# EXERCISE BRIEF:
Wherever a line below holds the word "geoJSON", copy that line.

# DATASET EXCERPTS:

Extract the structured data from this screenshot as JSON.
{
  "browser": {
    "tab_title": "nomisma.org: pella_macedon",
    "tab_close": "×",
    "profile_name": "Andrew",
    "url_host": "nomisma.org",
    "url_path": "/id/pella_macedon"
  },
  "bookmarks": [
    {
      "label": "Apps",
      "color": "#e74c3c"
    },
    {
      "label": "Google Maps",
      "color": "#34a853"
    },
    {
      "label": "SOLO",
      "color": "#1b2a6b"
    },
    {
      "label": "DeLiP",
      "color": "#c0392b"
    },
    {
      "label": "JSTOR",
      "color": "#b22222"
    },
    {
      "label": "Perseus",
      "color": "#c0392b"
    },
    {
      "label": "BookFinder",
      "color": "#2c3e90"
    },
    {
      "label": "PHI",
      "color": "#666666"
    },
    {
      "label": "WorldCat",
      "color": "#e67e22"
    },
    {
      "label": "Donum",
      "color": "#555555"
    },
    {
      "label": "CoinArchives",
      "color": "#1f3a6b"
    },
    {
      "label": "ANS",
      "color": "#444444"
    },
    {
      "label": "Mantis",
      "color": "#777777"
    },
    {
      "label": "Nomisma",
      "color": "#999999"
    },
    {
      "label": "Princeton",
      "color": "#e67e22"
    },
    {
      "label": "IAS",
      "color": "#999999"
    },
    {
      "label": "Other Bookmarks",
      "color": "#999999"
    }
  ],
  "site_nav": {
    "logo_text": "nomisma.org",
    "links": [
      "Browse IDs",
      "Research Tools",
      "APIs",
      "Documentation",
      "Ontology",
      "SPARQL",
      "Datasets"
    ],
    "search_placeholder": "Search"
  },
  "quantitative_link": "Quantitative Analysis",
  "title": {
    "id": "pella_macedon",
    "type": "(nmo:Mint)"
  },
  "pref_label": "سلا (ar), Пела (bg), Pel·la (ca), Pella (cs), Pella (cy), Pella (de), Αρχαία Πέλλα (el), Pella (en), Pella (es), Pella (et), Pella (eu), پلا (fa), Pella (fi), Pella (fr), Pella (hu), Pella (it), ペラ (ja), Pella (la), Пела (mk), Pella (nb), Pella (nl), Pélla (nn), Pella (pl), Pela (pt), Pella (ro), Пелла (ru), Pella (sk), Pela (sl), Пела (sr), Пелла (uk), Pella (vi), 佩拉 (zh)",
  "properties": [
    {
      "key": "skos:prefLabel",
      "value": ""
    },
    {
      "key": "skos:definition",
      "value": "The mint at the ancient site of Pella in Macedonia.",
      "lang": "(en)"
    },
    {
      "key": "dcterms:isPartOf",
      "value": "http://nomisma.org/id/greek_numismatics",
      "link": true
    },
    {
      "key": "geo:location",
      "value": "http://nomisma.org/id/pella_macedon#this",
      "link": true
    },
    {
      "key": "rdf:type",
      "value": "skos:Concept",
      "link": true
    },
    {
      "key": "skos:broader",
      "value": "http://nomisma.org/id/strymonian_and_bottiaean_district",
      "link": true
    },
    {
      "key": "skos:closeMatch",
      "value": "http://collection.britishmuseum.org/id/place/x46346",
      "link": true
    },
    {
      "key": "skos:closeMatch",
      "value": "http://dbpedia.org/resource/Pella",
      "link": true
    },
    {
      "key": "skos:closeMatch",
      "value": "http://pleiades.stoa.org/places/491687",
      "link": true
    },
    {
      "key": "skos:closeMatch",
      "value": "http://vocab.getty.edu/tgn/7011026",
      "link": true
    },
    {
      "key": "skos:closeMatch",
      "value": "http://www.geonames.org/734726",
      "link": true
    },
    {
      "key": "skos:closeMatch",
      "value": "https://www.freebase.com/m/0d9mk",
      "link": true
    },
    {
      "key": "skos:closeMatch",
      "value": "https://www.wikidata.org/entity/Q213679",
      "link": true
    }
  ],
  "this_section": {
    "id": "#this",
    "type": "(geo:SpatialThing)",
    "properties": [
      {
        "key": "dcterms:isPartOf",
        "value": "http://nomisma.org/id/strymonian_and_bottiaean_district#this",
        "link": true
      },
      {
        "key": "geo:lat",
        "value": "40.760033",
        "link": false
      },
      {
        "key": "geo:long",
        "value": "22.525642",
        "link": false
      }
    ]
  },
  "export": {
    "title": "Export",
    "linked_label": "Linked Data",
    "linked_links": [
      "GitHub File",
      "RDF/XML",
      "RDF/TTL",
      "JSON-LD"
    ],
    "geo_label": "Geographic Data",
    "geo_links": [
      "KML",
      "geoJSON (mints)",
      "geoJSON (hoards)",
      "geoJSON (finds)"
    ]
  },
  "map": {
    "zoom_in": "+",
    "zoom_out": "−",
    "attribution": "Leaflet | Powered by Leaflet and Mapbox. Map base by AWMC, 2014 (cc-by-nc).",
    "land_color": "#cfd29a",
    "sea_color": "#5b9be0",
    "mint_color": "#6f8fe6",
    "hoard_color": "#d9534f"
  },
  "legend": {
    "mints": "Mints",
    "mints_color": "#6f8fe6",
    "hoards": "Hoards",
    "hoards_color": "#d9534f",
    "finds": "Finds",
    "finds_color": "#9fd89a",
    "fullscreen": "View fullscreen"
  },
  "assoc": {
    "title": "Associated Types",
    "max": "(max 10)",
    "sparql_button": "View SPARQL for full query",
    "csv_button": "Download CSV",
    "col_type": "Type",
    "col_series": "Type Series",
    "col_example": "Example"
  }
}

# SOLUTION FOR THIS EXERCISE:
      "geoJSON (mints)",
      "geoJSON (hoards)",
      "geoJSON (finds)"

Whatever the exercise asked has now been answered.